• _WHAT THE EXERCISE ASKS_: Transcribe all of the records precisely as they are presented.

• _INFORMATION PROVIDED_:
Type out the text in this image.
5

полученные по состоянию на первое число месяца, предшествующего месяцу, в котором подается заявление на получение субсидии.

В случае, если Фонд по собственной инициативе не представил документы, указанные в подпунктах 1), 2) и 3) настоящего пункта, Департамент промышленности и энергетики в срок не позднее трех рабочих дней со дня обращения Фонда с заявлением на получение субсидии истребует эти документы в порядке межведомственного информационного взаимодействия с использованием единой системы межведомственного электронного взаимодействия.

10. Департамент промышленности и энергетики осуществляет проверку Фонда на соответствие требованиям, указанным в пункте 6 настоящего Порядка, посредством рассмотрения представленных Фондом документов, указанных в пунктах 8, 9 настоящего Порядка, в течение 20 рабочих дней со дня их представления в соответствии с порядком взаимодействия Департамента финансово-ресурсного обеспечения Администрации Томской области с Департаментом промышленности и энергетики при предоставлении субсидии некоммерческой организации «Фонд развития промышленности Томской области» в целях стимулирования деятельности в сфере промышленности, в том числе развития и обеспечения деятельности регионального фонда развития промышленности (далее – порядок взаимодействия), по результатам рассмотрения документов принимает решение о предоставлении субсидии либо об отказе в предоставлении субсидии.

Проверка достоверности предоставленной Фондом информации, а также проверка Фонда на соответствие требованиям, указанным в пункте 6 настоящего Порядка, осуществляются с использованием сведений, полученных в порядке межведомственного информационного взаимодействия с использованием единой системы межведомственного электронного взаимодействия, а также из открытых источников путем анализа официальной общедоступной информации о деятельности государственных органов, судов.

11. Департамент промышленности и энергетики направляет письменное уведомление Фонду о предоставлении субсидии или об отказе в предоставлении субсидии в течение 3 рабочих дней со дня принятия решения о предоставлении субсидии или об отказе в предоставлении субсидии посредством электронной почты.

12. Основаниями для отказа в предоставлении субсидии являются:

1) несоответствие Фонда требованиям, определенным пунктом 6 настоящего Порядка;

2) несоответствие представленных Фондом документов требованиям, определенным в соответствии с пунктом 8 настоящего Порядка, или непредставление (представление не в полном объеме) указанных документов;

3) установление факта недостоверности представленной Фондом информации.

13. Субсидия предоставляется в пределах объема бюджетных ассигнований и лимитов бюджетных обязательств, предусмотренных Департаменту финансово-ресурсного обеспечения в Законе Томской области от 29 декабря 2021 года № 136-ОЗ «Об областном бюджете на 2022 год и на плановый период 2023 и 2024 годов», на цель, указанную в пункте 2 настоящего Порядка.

• _RESPONSE TO THIS TASK_:
Type out the text in this image.
5

полученные по состоянию на первое число месяца, предшествующего месяцу, в котором подается заявление на получение субсидии.

В случае, если Фонд по собственной инициативе не представил документы, указанные в подпунктах 1), 2) и 3) настоящего пункта, Департамент промышленности и энергетики в срок не позднее трех рабочих дней со дня обращения Фонда с заявлением на получение субсидии истребует эти документы в порядке межведомственного информационного взаимодействия с использованием единой системы межведомственного электронного взаимодействия.

10. Департамент промышленности и энергетики осуществляет проверку Фонда на соответствие требованиям, указанным в пункте 6 настоящего Порядка, посредством рассмотрения представленных Фондом документов, указанных в пунктах 8, 9 настоящего Порядка, в течение 20 рабочих дней со дня их представления в соответствии с порядком взаимодействия Департамента финансово-ресурсного обеспечения Администрации Томской области с Департаментом промышленности и энергетики при предоставлении субсидии некоммерческой организации «Фонд развития промышленности Томской области» в целях стимулирования деятельности в сфере промышленности, в том числе развития и обеспечения деятельности регионального фонда развития промышленности (далее – порядок взаимодействия), по результатам рассмотрения документов принимает решение о предоставлении субсидии либо об отказе в предоставлении субсидии.

Проверка достоверности предоставленной Фондом информации, а также проверка Фонда на соответствие требованиям, указанным в пункте 6 настоящего Порядка, осуществляются с использованием сведений, полученных в порядке межведомственного информационного взаимодействия с использованием единой системы межведомственного электронного взаимодействия, а также из открытых источников путем анализа официальной общедоступной информации о деятельности государственных органов, судов.

11. Департамент промышленности и энергетики направляет письменное уведомление Фонду о предоставлении субсидии или об отказе в предоставлении субсидии в течение 3 рабочих дней со дня принятия решения о предоставлении субсидии или об отказе в предоставлении субсидии посредством электронной почты.

12. Основаниями для отказа в предоставлении субсидии являются:

1) несоответствие Фонда требованиям, определенным пунктом 6 настоящего Порядка;

2) несоответствие представленных Фондом документов требованиям, определенным в соответствии с пунктом 8 настоящего Порядка, или непредставление (представление не в полном объеме) указанных документов;

3) установление факта недостоверности представленной Фондом информации.

13. Субсидия предоставляется в пределах объема бюджетных ассигнований и лимитов бюджетных обязательств, предусмотренных Департаменту финансово-ресурсного обеспечения в Законе Томской области от 29 декабря 2021 года № 136-ОЗ «Об областном бюджете на 2022 год и на плановый период 2023 и 2024 годов», на цель, указанную в пункте 2 настоящего Порядка.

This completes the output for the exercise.